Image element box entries
───
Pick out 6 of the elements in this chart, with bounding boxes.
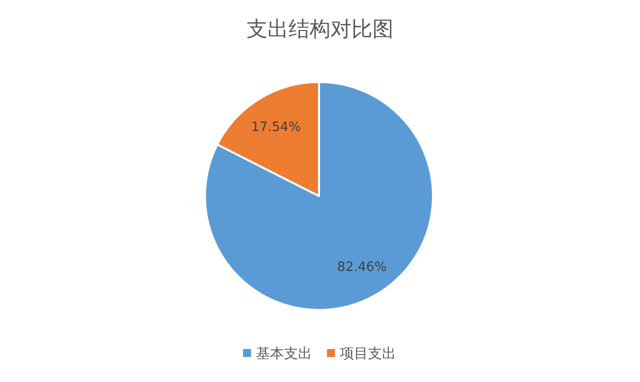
pie-slice bbox=[204, 81, 434, 311]
chart-title: 支出结构对比图 bbox=[246, 17, 394, 41]
legend-label: 项目支出 bbox=[340, 346, 396, 362]
data-label: 17.54% bbox=[251, 120, 301, 136]
legend-label: 基本支出 bbox=[256, 346, 312, 362]
data-label: 82.46% bbox=[337, 260, 387, 275]
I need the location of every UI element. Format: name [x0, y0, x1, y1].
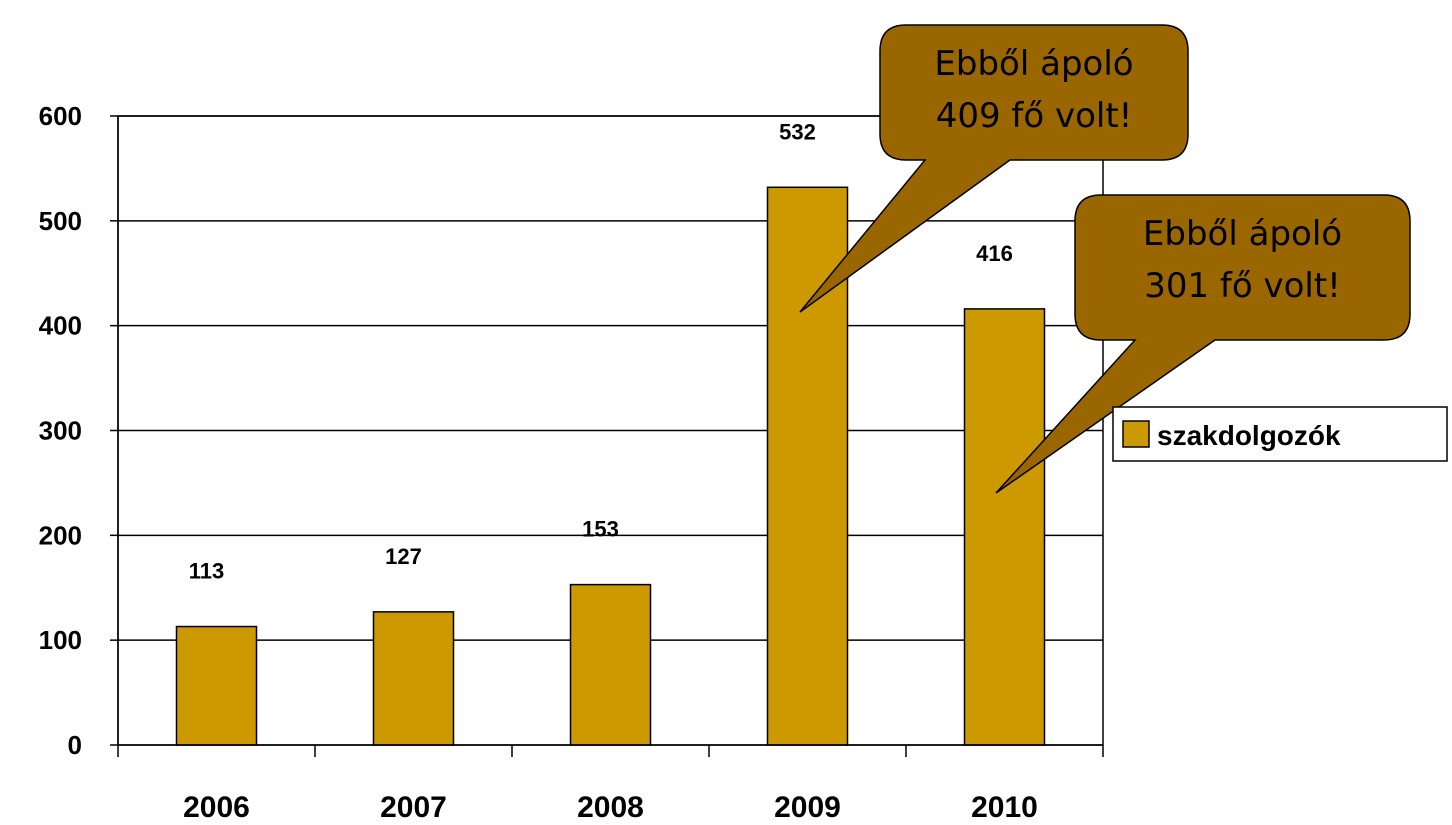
- data-label: 153: [582, 517, 619, 542]
- data-label: 127: [385, 544, 422, 569]
- x-tick-label: 2006: [183, 791, 250, 824]
- callout-text-line: Ebből ápoló: [934, 44, 1133, 84]
- legend-box: [1112, 406, 1448, 462]
- legend: szakdolgozók: [1112, 406, 1448, 462]
- legend-label: szakdolgozók: [1157, 420, 1341, 451]
- callout-2009: Ebből ápoló 409 fő volt!: [799, 24, 1189, 313]
- callout-text-line: 301 fő volt!: [1144, 266, 1341, 306]
- x-tick-label: 2010: [971, 791, 1038, 824]
- callouts: Ebből ápoló 409 fő volt! Ebből ápoló 301 fő…: [799, 24, 1411, 494]
- x-tick-labels: 2006 2007 2008 2009 2010: [183, 791, 1038, 824]
- y-tick-label: 100: [39, 625, 82, 655]
- callout-bubble: [799, 24, 1189, 313]
- y-tick-labels: 0 100 200 300 400 500 600: [39, 101, 82, 760]
- x-tick-label: 2009: [774, 791, 841, 824]
- y-tick-label: 0: [68, 730, 82, 760]
- bar-2007: [372, 611, 455, 746]
- y-tick-label: 400: [39, 311, 82, 341]
- y-tick-label: 600: [39, 101, 82, 131]
- bars: [175, 186, 1046, 746]
- callout-text-line: Ebből ápoló: [1143, 214, 1342, 254]
- data-label: 416: [976, 241, 1013, 266]
- y-tick-label: 300: [39, 416, 82, 446]
- callout-2010: Ebből ápoló 301 fő volt!: [995, 194, 1411, 494]
- x-tick-label: 2007: [380, 791, 447, 824]
- axes: [110, 115, 1104, 757]
- callout-bubble: [995, 194, 1411, 494]
- data-label: 113: [189, 559, 225, 584]
- x-tick-label: 2008: [577, 791, 644, 824]
- bar-2008: [569, 583, 652, 746]
- y-tick-label: 500: [39, 206, 82, 236]
- callout-text-line: 409 fő volt!: [936, 96, 1133, 136]
- legend-swatch: [1122, 420, 1150, 448]
- bar-2010: [963, 308, 1046, 746]
- y-tick-label: 200: [39, 520, 82, 550]
- data-label: 532: [779, 119, 816, 144]
- data-labels: 113 127 153 532 416: [189, 119, 1013, 583]
- bar-2006: [175, 625, 258, 746]
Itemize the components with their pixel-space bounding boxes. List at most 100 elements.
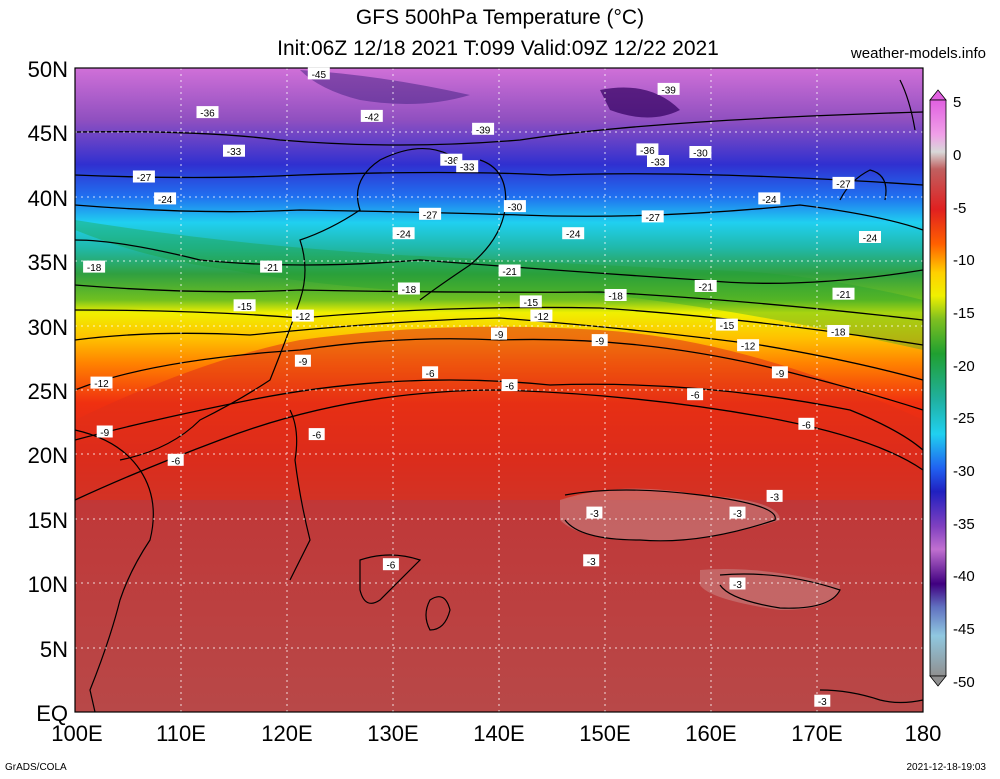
latitude-axis: 50N 45N 40N 35N 30N 25N 20N 15N 10N 5N E… (28, 57, 68, 726)
contour-label-bg (729, 577, 746, 590)
contour-label-bg (583, 554, 600, 567)
contour-label-bg (498, 264, 521, 277)
contour-label-bg (647, 155, 669, 167)
contour-label: -27 (836, 179, 851, 190)
contour-label-bg (766, 489, 783, 502)
lat-label: 30N (28, 315, 68, 340)
contour-label: -6 (691, 391, 700, 402)
colorbar-label: -10 (953, 252, 975, 269)
contour-label: -33 (651, 158, 666, 169)
contour-label-bg (167, 453, 184, 466)
contour-label: -30 (508, 203, 523, 214)
colorbar (929, 89, 947, 687)
colorbar-label: -30 (953, 463, 975, 480)
contour-label-bg (503, 200, 526, 213)
lon-label: 150E (579, 721, 630, 746)
contour-label-bg (96, 425, 113, 438)
contour-label: -9 (100, 428, 109, 439)
contour-label-bg (260, 260, 283, 273)
contour-label: -33 (460, 163, 475, 174)
contour-label-bg (641, 210, 664, 223)
contour-label-bg (456, 160, 479, 173)
footer-credit: GrADS/COLA (5, 762, 67, 773)
contour-label: -33 (227, 147, 242, 158)
contour-label: -45 (312, 70, 327, 81)
contour-label-bg (291, 309, 314, 322)
contour-label: -24 (396, 230, 411, 241)
contour-label-bg (519, 295, 542, 308)
contour-label: -6 (426, 369, 435, 380)
contour-label-bg (360, 109, 383, 122)
lon-label: 170E (791, 721, 842, 746)
contour-label-bg (223, 144, 245, 157)
contour-label-bg (562, 227, 585, 240)
contour-label-bg (83, 260, 106, 273)
colorbar-strip (929, 99, 947, 677)
lon-label: 160E (685, 721, 736, 746)
contour-label-bg (233, 299, 256, 312)
colorbar-label: 5 (953, 94, 961, 111)
contour-label: -9 (775, 369, 784, 380)
contour-label-bg (758, 192, 781, 205)
lat-label: 35N (28, 250, 68, 275)
contour-label-bg (308, 428, 325, 441)
contour-label-bg (294, 354, 311, 367)
title-line-1: GFS 500hPa Temperature (°C) (355, 6, 645, 29)
contour-label: -18 (402, 285, 417, 296)
contour-label: -9 (495, 330, 504, 341)
contour-label-bg (832, 176, 855, 189)
contour-label: -12 (741, 342, 756, 353)
colorbar-label: -5 (953, 200, 966, 217)
contour-label: -6 (802, 420, 811, 431)
lon-label: 100E (51, 721, 102, 746)
colorbar-label: -20 (953, 358, 975, 375)
contour-label-bg (689, 146, 712, 158)
colorbar-top-arrow (929, 89, 947, 101)
contour-label: -3 (587, 557, 596, 568)
lon-label: 140E (473, 721, 524, 746)
lat-label: 25N (28, 379, 68, 404)
contour-label: -27 (423, 210, 438, 221)
contour-label-bg (604, 289, 627, 301)
contour-label: -21 (698, 283, 713, 294)
colorbar-label: 0 (953, 147, 961, 164)
longitude-axis: 100E 110E 120E 130E 140E 150E 160E 170E … (51, 721, 941, 746)
contour-label-bg (472, 122, 495, 135)
contour-label: -21 (836, 290, 851, 301)
contour-label: -24 (158, 195, 173, 206)
contour-label-bg (591, 334, 608, 347)
site-credit: weather-models.info (850, 45, 986, 62)
lat-label: 50N (28, 57, 68, 82)
contour-label-bg (771, 366, 788, 379)
contour-lines (74, 111, 924, 501)
contour-label: -24 (566, 230, 581, 241)
contour-label: -27 (645, 213, 660, 224)
contour-label: -36 (444, 156, 459, 167)
contour-label: -39 (661, 85, 676, 96)
colorbar-bottom-arrow (929, 675, 947, 687)
contour-label: -9 (595, 337, 604, 348)
contour-label-bg (737, 339, 760, 352)
contour-label: -36 (640, 146, 655, 157)
contour-label: -3 (733, 580, 742, 591)
contour-label-bg (90, 376, 113, 389)
contour-label: -6 (505, 382, 514, 393)
contour-label-bg (814, 694, 831, 707)
contour-label-bg (586, 506, 603, 519)
lon-label: 120E (261, 721, 312, 746)
lon-label: 180 (905, 721, 942, 746)
contour-label: -12 (94, 379, 109, 390)
contour-label: -21 (502, 267, 517, 278)
contour-label-bg (154, 192, 177, 205)
map-frame (74, 67, 924, 713)
contour-label-bg (636, 143, 659, 156)
contour-label: -42 (365, 112, 380, 123)
contour-label: -15 (524, 298, 539, 309)
tropical-pale-area (560, 488, 780, 541)
lat-label: 45N (28, 121, 68, 146)
lat-label: 40N (28, 186, 68, 211)
contour-label: -3 (818, 697, 827, 708)
contour-label-bg (729, 506, 746, 519)
contour-label: -12 (296, 312, 311, 323)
───
## EXERCISE REQUIREMENTS
Copy out all the entries again, switching every "contour-label-bg" to "contour-label-background" and leaving everything else unchanged. Omit the pictures from your answer.

## ANSWER TO THE TASK
Pick out 6 of the elements in this chart, with bounding boxes.
pie-slice bbox=[204, 81, 434, 311]
chart-title: 支出结构对比图 bbox=[246, 17, 394, 41]
legend-label: 项目支出 bbox=[340, 346, 396, 362]
data-label: 17.54% bbox=[251, 120, 301, 136]
legend-label: 基本支出 bbox=[256, 346, 312, 362]
data-label: 82.46% bbox=[337, 260, 387, 275]
I need the location of every UI element. Format: name [x0, y0, x1, y1].
- data-label: 153: [582, 517, 619, 542]
- data-label: 127: [385, 544, 422, 569]
- x-tick-label: 2006: [183, 791, 250, 824]
- callout-text-line: Ebből ápoló: [934, 44, 1133, 84]
- legend-box: [1112, 406, 1448, 462]
- legend: szakdolgozók: [1112, 406, 1448, 462]
- legend-label: szakdolgozók: [1157, 420, 1341, 451]
- callout-2009: Ebből ápoló 409 fő volt!: [799, 24, 1189, 313]
- callout-text-line: 301 fő volt!: [1144, 266, 1341, 306]
- x-tick-label: 2010: [971, 791, 1038, 824]
- callouts: Ebből ápoló 409 fő volt! Ebből ápoló 301 fő…: [799, 24, 1411, 494]
- x-tick-labels: 2006 2007 2008 2009 2010: [183, 791, 1038, 824]
- y-tick-label: 100: [39, 625, 82, 655]
- callout-bubble: [799, 24, 1189, 313]
- y-tick-labels: 0 100 200 300 400 500 600: [39, 101, 82, 760]
- x-tick-label: 2009: [774, 791, 841, 824]
- y-tick-label: 0: [68, 730, 82, 760]
- bar-2007: [372, 611, 455, 746]
- y-tick-label: 400: [39, 311, 82, 341]
- y-tick-label: 600: [39, 101, 82, 131]
- bars: [175, 186, 1046, 746]
- callout-text-line: Ebből ápoló: [1143, 214, 1342, 254]
- data-label: 416: [976, 241, 1013, 266]
- y-tick-label: 300: [39, 416, 82, 446]
- callout-2010: Ebből ápoló 301 fő volt!: [995, 194, 1411, 494]
- x-tick-label: 2007: [380, 791, 447, 824]
- axes: [110, 115, 1104, 757]
- callout-bubble: [995, 194, 1411, 494]
- data-label: 113: [189, 559, 225, 584]
- x-tick-label: 2008: [577, 791, 644, 824]
- bar-2008: [569, 583, 652, 746]
- y-tick-label: 500: [39, 206, 82, 236]
- callout-text-line: 409 fő volt!: [936, 96, 1133, 136]
- legend-swatch: [1122, 420, 1150, 448]
- bar-2010: [963, 308, 1046, 746]
- y-tick-label: 200: [39, 520, 82, 550]
- data-label: 532: [779, 119, 816, 144]
- data-labels: 113 127 153 532 416: [189, 119, 1013, 583]
- bar-2006: [175, 625, 258, 746]
Itemize the components with their pixel-space bounding boxes. List at most 100 elements.
latitude-axis: 50N 45N 40N 35N 30N 25N 20N 15N 10N 5N E… (28, 57, 68, 726)
contour-label-background (729, 577, 746, 590)
contour-label-background (583, 554, 600, 567)
contour-label-background (498, 264, 521, 277)
contour-label-background (647, 155, 669, 167)
contour-label: -27 (836, 179, 851, 190)
contour-label-background (766, 489, 783, 502)
lat-label: 30N (28, 315, 68, 340)
contour-label: -6 (691, 391, 700, 402)
colorbar-label: -10 (953, 252, 975, 269)
contour-label: -33 (651, 158, 666, 169)
contour-label-background (167, 453, 184, 466)
contour-label: -30 (508, 203, 523, 214)
colorbar (929, 89, 947, 687)
colorbar-label: -30 (953, 463, 975, 480)
contour-label-background (503, 200, 526, 213)
lon-label: 150E (579, 721, 630, 746)
contour-label-background (96, 425, 113, 438)
contour-label: -9 (100, 428, 109, 439)
contour-label-background (260, 260, 283, 273)
contour-label: -33 (460, 163, 475, 174)
contour-label-background (641, 210, 664, 223)
contour-label-background (456, 160, 479, 173)
footer-credit: GrADS/COLA (5, 762, 67, 773)
contour-label: -33 (227, 147, 242, 158)
contour-label: -45 (312, 70, 327, 81)
contour-label-background (291, 309, 314, 322)
contour-label: -24 (396, 230, 411, 241)
contour-label-background (519, 295, 542, 308)
contour-label: -6 (426, 369, 435, 380)
contour-label-background (360, 109, 383, 122)
lon-label: 170E (791, 721, 842, 746)
contour-label-background (223, 144, 245, 157)
contour-label-background (562, 227, 585, 240)
contour-label-background (83, 260, 106, 273)
colorbar-strip (929, 99, 947, 677)
lon-label: 160E (685, 721, 736, 746)
contour-label-background (233, 299, 256, 312)
colorbar-label: 5 (953, 94, 961, 111)
contour-label: -9 (775, 369, 784, 380)
contour-label-background (758, 192, 781, 205)
lat-label: 35N (28, 250, 68, 275)
contour-label-background (308, 428, 325, 441)
contour-label-background (294, 354, 311, 367)
title-line-1: GFS 500hPa Temperature (°C) (355, 6, 645, 29)
contour-label: -18 (402, 285, 417, 296)
contour-label: -9 (495, 330, 504, 341)
contour-label-background (832, 176, 855, 189)
contour-label: -12 (741, 342, 756, 353)
colorbar-label: -5 (953, 200, 966, 217)
contour-label: -6 (802, 420, 811, 431)
lon-label: 100E (51, 721, 102, 746)
colorbar-label: -20 (953, 358, 975, 375)
contour-label-background (689, 146, 712, 158)
colorbar-top-arrow (929, 89, 947, 101)
contour-label: -3 (587, 557, 596, 568)
lon-label: 140E (473, 721, 524, 746)
lat-label: 25N (28, 379, 68, 404)
contour-label: -27 (423, 210, 438, 221)
contour-label-background (604, 289, 627, 301)
contour-label: -21 (698, 283, 713, 294)
colorbar-label: 0 (953, 147, 961, 164)
longitude-axis: 100E 110E 120E 130E 140E 150E 160E 170E … (51, 721, 941, 746)
contour-label-background (472, 122, 495, 135)
contour-label: -21 (836, 290, 851, 301)
contour-label: -24 (158, 195, 173, 206)
contour-label-background (591, 334, 608, 347)
site-credit: weather-models.info (850, 45, 986, 62)
lat-label: 50N (28, 57, 68, 82)
contour-label-background (771, 366, 788, 379)
contour-lines (74, 111, 924, 501)
contour-label: -24 (566, 230, 581, 241)
contour-label: -27 (645, 213, 660, 224)
contour-label: -36 (444, 156, 459, 167)
contour-label: -39 (661, 85, 676, 96)
colorbar-bottom-arrow (929, 675, 947, 687)
contour-label: -9 (595, 337, 604, 348)
contour-label-background (737, 339, 760, 352)
contour-label: -36 (640, 146, 655, 157)
contour-label: -3 (733, 580, 742, 591)
contour-label-background (90, 376, 113, 389)
contour-label: -6 (505, 382, 514, 393)
contour-label-background (814, 694, 831, 707)
contour-label-background (586, 506, 603, 519)
lon-label: 120E (261, 721, 312, 746)
lon-label: 180 (905, 721, 942, 746)
contour-label: -12 (94, 379, 109, 390)
contour-label: -21 (502, 267, 517, 278)
contour-label-background (154, 192, 177, 205)
map-frame (74, 67, 924, 713)
contour-label-background (636, 143, 659, 156)
contour-label: -42 (365, 112, 380, 123)
contour-label: -15 (524, 298, 539, 309)
tropical-pale-area (560, 488, 780, 541)
lat-label: 45N (28, 121, 68, 146)
lat-label: 40N (28, 186, 68, 211)
contour-label: -3 (818, 697, 827, 708)
contour-label-background (729, 506, 746, 519)
contour-label: -12 (296, 312, 311, 323)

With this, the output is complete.